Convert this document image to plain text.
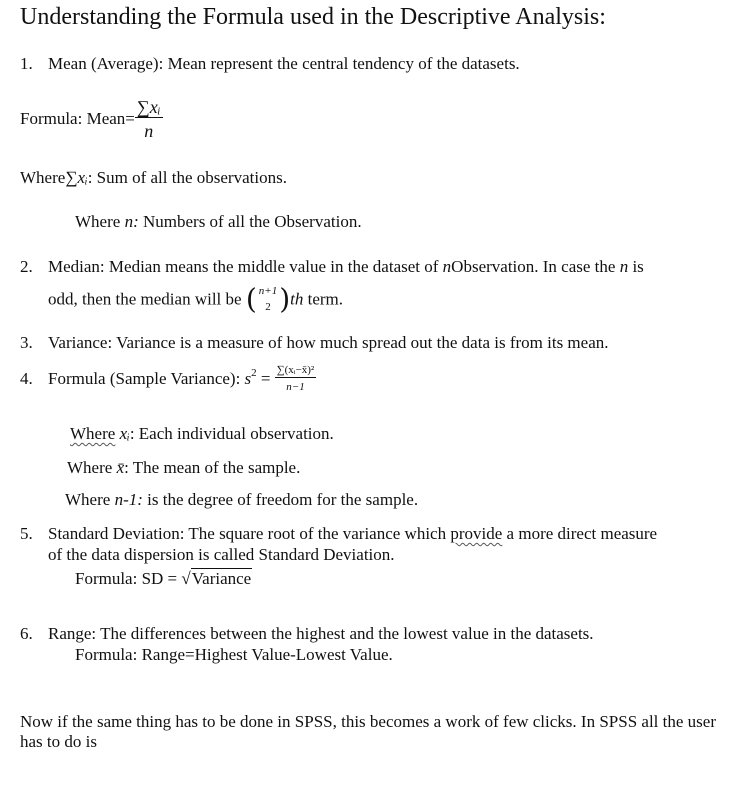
Understanding the Formula used in the Descriptive Analysis:
1. Mean (Average): Mean represent the central tendency of the datasets.
Formula: Mean= $\frac{\text{∑xᵢ}}{n}$
Where∑xᵢ: Sum of all the observations.
Where n: Numbers of all the Observation.
2. Median: Median means the middle value in the dataset of nObservation. In case the n is
odd, then the median will be ( n+1
2 )th term.
3. Variance: Variance is a measure of how much spread out the data is from its mean.
4. Formula (Sample Variance): $s^2 = \frac{\text{∑(xᵢ−x̄)²}}{n-1}$
Where xᵢ: Each individual observation.
Where x̄: The mean of the sample.
Where n-1: is the degree of freedom for the sample.
5. Standard Deviation: The square root of the variance which provide a more direct measure
of the data dispersion is called Standard Deviation.
Formula: SD = √Variance
6. Range: The differences between the highest and the lowest value in the datasets.
Formula: Range=Highest Value-Lowest Value.
Now if the same thing has to be done in SPSS, this becomes a work of few clicks. In SPSS all the user has to do is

★ ★ ★ ★ ★ ★ ★

▶ [EXERCISE INSTRUCTIONS] All the lines above are to be reproduced exactly, except the pictures.

▶ [WRITTEN ANSWER]
Convert this document image to plain text.
Understanding the Formula used in the Descriptive Analysis:
1. Mean (Average): Mean represent the central tendency of the datasets.
Formula: Mean= $\frac{\text{∑xᵢ}}{n}$
Where∑xᵢ: Sum of all the observations.
Where n: Numbers of all the Observation.
2. Median: Median means the middle value in the dataset of nObservation. In case the n is
odd, then the median will be ( n+1
2 )th term.
3. Variance: Variance is a measure of how much spread out the data is from its mean.
4. Formula (Sample Variance): $s^2 = \frac{\text{∑(xᵢ−x̄)²}}{n-1}$
Where xᵢ: Each individual observation.
Where x̄: The mean of the sample.
Where n-1: is the degree of freedom for the sample.
5. Standard Deviation: The square root of the variance which provide a more direct measure
of the data dispersion is called Standard Deviation.
Formula: SD = √Variance
6. Range: The differences between the highest and the lowest value in the datasets.
Formula: Range=Highest Value-Lowest Value.
Now if the same thing has to be done in SPSS, this becomes a work of few clicks. In SPSS all the user has to do is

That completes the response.